Requirement.
All records below must be retyped exactly.

The input.
########################################
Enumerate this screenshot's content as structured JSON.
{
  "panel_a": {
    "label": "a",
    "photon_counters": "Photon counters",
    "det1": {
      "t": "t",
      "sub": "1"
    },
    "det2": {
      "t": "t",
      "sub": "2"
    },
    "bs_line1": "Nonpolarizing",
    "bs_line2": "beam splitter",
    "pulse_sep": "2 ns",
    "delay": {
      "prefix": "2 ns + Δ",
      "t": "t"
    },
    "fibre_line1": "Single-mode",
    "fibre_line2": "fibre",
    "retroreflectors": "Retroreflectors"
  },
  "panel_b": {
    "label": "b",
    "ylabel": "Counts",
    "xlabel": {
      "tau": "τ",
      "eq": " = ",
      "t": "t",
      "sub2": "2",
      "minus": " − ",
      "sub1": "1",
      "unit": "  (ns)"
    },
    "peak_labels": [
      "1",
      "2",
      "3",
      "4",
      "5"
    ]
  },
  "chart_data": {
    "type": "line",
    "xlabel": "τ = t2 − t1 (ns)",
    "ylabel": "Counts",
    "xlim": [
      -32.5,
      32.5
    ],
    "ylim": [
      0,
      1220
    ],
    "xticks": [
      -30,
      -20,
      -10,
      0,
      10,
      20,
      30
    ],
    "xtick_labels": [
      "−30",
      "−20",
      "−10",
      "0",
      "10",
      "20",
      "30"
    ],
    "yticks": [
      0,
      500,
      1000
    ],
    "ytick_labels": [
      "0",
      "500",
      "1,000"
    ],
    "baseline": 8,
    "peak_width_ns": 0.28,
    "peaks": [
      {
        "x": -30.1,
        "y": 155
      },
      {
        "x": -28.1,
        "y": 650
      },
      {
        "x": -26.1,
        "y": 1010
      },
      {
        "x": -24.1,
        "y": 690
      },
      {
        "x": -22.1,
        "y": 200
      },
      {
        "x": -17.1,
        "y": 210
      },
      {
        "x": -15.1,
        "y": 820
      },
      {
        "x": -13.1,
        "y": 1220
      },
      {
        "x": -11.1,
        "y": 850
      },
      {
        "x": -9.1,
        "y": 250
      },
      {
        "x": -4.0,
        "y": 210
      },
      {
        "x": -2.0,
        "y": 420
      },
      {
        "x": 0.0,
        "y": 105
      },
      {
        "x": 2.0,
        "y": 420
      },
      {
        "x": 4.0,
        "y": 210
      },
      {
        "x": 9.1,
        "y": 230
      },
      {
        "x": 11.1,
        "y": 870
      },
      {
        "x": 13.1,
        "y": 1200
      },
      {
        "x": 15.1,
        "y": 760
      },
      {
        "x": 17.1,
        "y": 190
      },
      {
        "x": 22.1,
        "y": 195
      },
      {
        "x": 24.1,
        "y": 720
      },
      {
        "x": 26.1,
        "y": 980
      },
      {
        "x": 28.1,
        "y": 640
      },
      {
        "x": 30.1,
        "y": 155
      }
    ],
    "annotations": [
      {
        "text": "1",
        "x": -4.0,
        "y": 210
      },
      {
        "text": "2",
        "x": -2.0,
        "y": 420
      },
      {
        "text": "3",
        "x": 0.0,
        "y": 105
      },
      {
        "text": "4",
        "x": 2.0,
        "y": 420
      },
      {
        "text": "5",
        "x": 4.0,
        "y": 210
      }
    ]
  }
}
########################################
Output of the exercise.
Enumerate this screenshot's content as structured JSON.
{
  "panel_a": {
    "label": "a",
    "photon_counters": "Photon counters",
    "det1": {
      "t": "t",
      "sub": "1"
    },
    "det2": {
      "t": "t",
      "sub": "2"
    },
    "bs_line1": "Nonpolarizing",
    "bs_line2": "beam splitter",
    "pulse_sep": "2 ns",
    "delay": {
      "prefix": "2 ns + Δ",
      "t": "t"
    },
    "fibre_line1": "Single-mode",
    "fibre_line2": "fibre",
    "retroreflectors": "Retroreflectors"
  },
  "panel_b": {
    "label": "b",
    "ylabel": "Counts",
    "xlabel": {
      "tau": "τ",
      "eq": " = ",
      "t": "t",
      "sub2": "2",
      "minus": " − ",
      "sub1": "1",
      "unit": "  (ns)"
    },
    "peak_labels": [
      "1",
      "2",
      "3",
      "4",
      "5"
    ]
  },
  "chart_data": {
    "type": "line",
    "xlabel": "τ = t2 − t1 (ns)",
    "ylabel": "Counts",
    "xlim": [
      -32.5,
      32.5
    ],
    "ylim": [
      0,
      1220
    ],
    "xticks": [
      -30,
      -20,
      -10,
      0,
      10,
      20,
      30
    ],
    "xtick_labels": [
      "−30",
      "−20",
      "−10",
      "0",
      "10",
      "20",
      "30"
    ],
    "yticks": [
      0,
      500,
      1000
    ],
    "ytick_labels": [
      "0",
      "500",
      "1,000"
    ],
    "baseline": 8,
    "peak_width_ns": 0.28,
    "peaks": [
      {
        "x": -30.1,
        "y": 155
      },
      {
        "x": -28.1,
        "y": 650
      },
      {
        "x": -26.1,
        "y": 1010
      },
      {
        "x": -24.1,
        "y": 690
      },
      {
        "x": -22.1,
        "y": 200
      },
      {
        "x": -17.1,
        "y": 210
      },
      {
        "x": -15.1,
        "y": 820
      },
      {
        "x": -13.1,
        "y": 1220
      },
      {
        "x": -11.1,
        "y": 850
      },
      {
        "x": -9.1,
        "y": 250
      },
      {
        "x": -4.0,
        "y": 210
      },
      {
        "x": -2.0,
        "y": 420
      },
      {
        "x": 0.0,
        "y": 105
      },
      {
        "x": 2.0,
        "y": 420
      },
      {
        "x": 4.0,
        "y": 210
      },
      {
        "x": 9.1,
        "y": 230
      },
      {
        "x": 11.1,
        "y": 870
      },
      {
        "x": 13.1,
        "y": 1200
      },
      {
        "x": 15.1,
        "y": 760
      },
      {
        "x": 17.1,
        "y": 190
      },
      {
        "x": 22.1,
        "y": 195
      },
      {
        "x": 24.1,
        "y": 720
      },
      {
        "x": 26.1,
        "y": 980
      },
      {
        "x": 28.1,
        "y": 640
      },
      {
        "x": 30.1,
        "y": 155
      }
    ],
    "annotations": [
      {
        "text": "1",
        "x": -4.0,
        "y": 210
      },
      {
        "text": "2",
        "x": -2.0,
        "y": 420
      },
      {
        "text": "3",
        "x": 0.0,
        "y": 105
      },
      {
        "text": "4",
        "x": 2.0,
        "y": 420
      },
      {
        "text": "5",
        "x": 4.0,
        "y": 210
      }
    ]
  }
}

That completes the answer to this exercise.